All lines in the data bearing the string "questa" should be identified and copied.

### MATERIAL FOR THIS TASK
○ ○ ○

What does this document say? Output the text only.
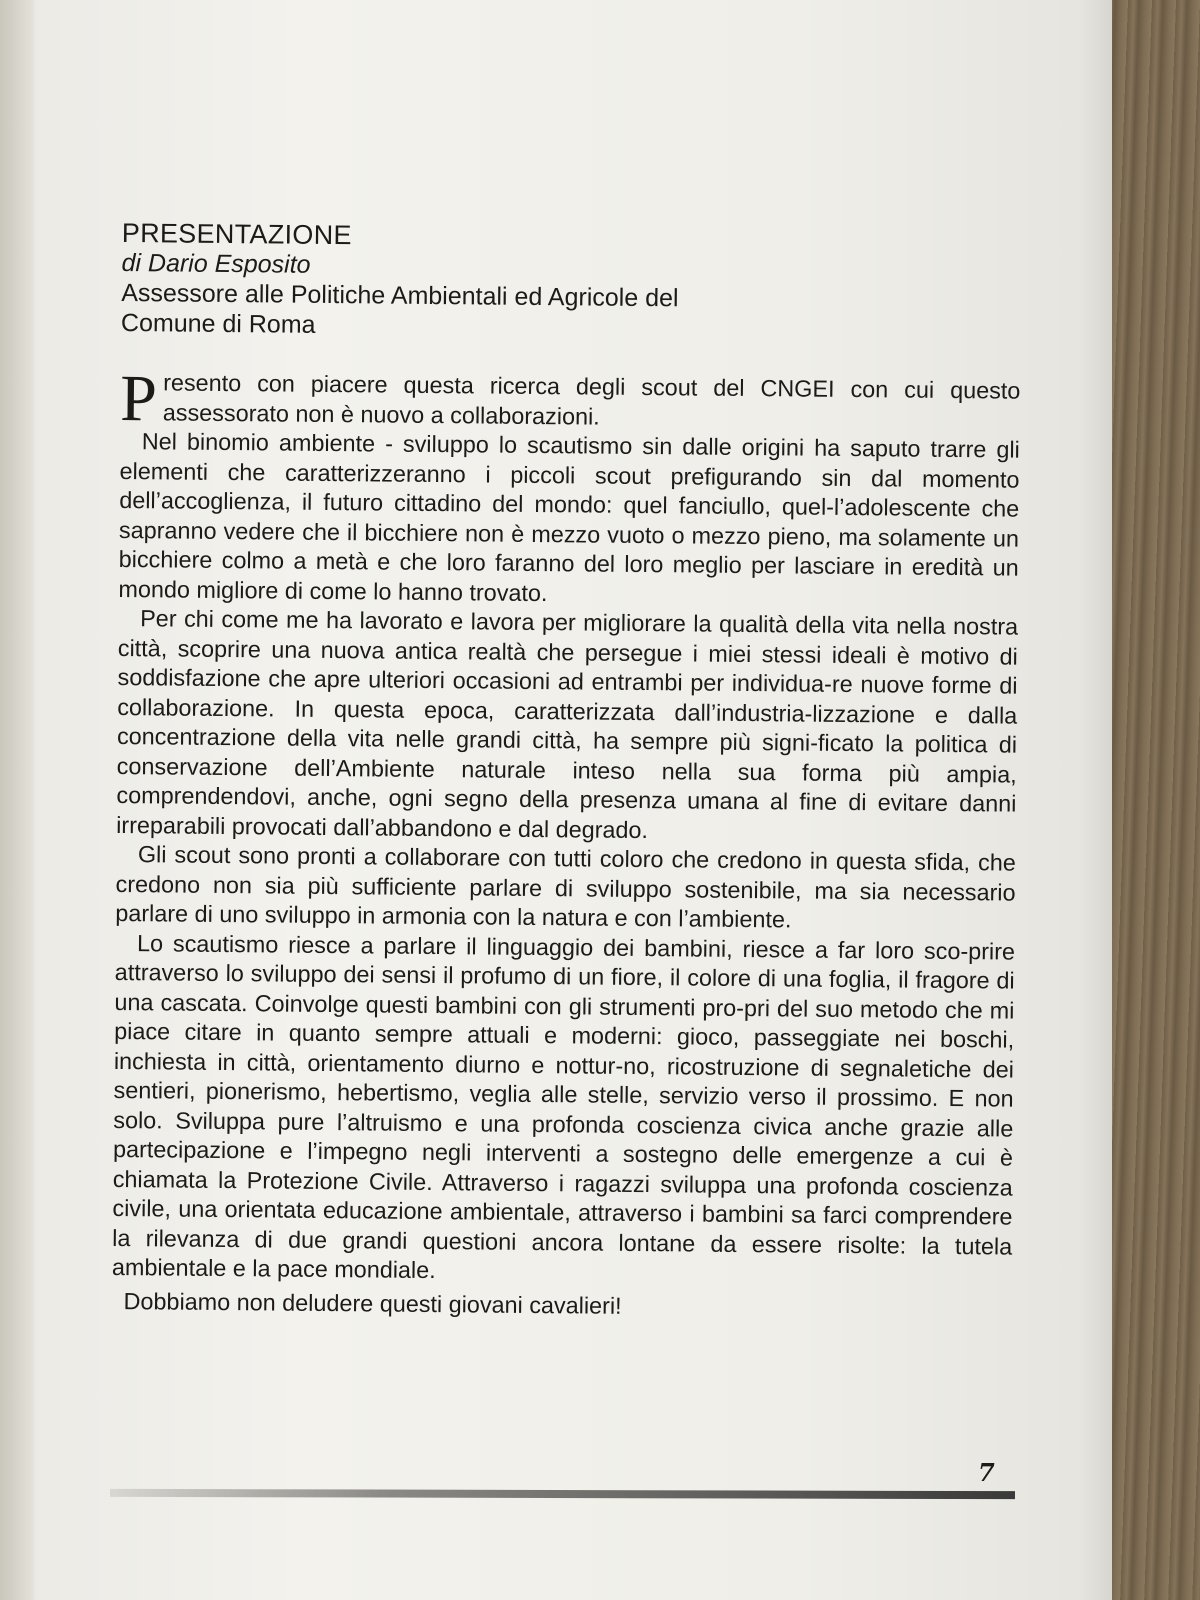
PRESENTAZIONE
di Dario Esposito
Assessore alle Politiche Ambientali ed Agricole del
Comune di Roma

Presento con piacere questa ricerca degli scout del CNGEI con cui questo assessorato non è nuovo a collaborazioni.

Nel binomio ambiente - sviluppo lo scautismo sin dalle origini ha saputo trarre gli elementi che caratterizzeranno i piccoli scout prefigurando sin dal momento dell’accoglienza, il futuro cittadino del mondo: quel fanciullo, quel-l’adolescente che sapranno vedere che il bicchiere non è mezzo vuoto o mezzo pieno, ma solamente un bicchiere colmo a metà e che loro faranno del loro meglio per lasciare in eredità un mondo migliore di come lo hanno trovato.

Per chi come me ha lavorato e lavora per migliorare la qualità della vita nella nostra città, scoprire una nuova antica realtà che persegue i miei stessi ideali è motivo di soddisfazione che apre ulteriori occasioni ad entrambi per individua-re nuove forme di collaborazione. In questa epoca, caratterizzata dall’industria-lizzazione e dalla concentrazione della vita nelle grandi città, ha sempre più signi-ficato la politica di conservazione dell’Ambiente naturale inteso nella sua forma più ampia, comprendendovi, anche, ogni segno della presenza umana al fine di evitare danni irreparabili provocati dall’abbandono e dal degrado.

Gli scout sono pronti a collaborare con tutti coloro che credono in questa sfida, che credono non sia più sufficiente parlare di sviluppo sostenibile, ma sia necessario parlare di uno sviluppo in armonia con la natura e con l’ambiente.

Lo scautismo riesce a parlare il linguaggio dei bambini, riesce a far loro sco-prire attraverso lo sviluppo dei sensi il profumo di un fiore, il colore di una foglia, il fragore di una cascata. Coinvolge questi bambini con gli strumenti pro-pri del suo metodo che mi piace citare in quanto sempre attuali e moderni: gioco, passeggiate nei boschi, inchiesta in città, orientamento diurno e nottur-no, ricostruzione di segnaletiche dei sentieri, pionerismo, hebertismo, veglia alle stelle, servizio verso il prossimo. E non solo. Sviluppa pure l’altruismo e una profonda coscienza civica anche grazie alle partecipazione e l’impegno negli interventi a sostegno delle emergenze a cui è chiamata la Protezione Civile. Attraverso i ragazzi sviluppa una profonda coscienza civile, una orientata educazione ambientale, attraverso i bambini sa farci comprendere la rilevanza di due grandi questioni ancora lontane da essere risolte: la tutela ambientale e la pace mondiale.

Dobbiamo non deludere questi giovani cavalieri!

7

○ ○ ○

### RESULT FOR THIS TASK
Presento con piacere questa ricerca degli scout del CNGEI con cui questo assessorato non è nuovo a collaborazioni.
Per chi come me ha lavorato e lavora per migliorare la qualità della vita nella nostra città, scoprire una nuova antica realtà che persegue i miei stessi ideali è motivo di soddisfazione che apre ulteriori occasioni ad entrambi per individua-re nuove forme di collaborazione. In questa epoca, caratterizzata dall’industria-lizzazione e dalla concentrazione della vita nelle grandi città, ha sempre più signi-ficato la politica di conservazione dell’Ambiente naturale inteso nella sua forma più ampia, comprendendovi, anche, ogni segno della presenza umana al fine di evitare danni irreparabili provocati dall’abbandono e dal degrado.
Gli scout sono pronti a collaborare con tutti coloro che credono in questa sfida, che credono non sia più sufficiente parlare di sviluppo sostenibile, ma sia necessario parlare di uno sviluppo in armonia con la natura e con l’ambiente.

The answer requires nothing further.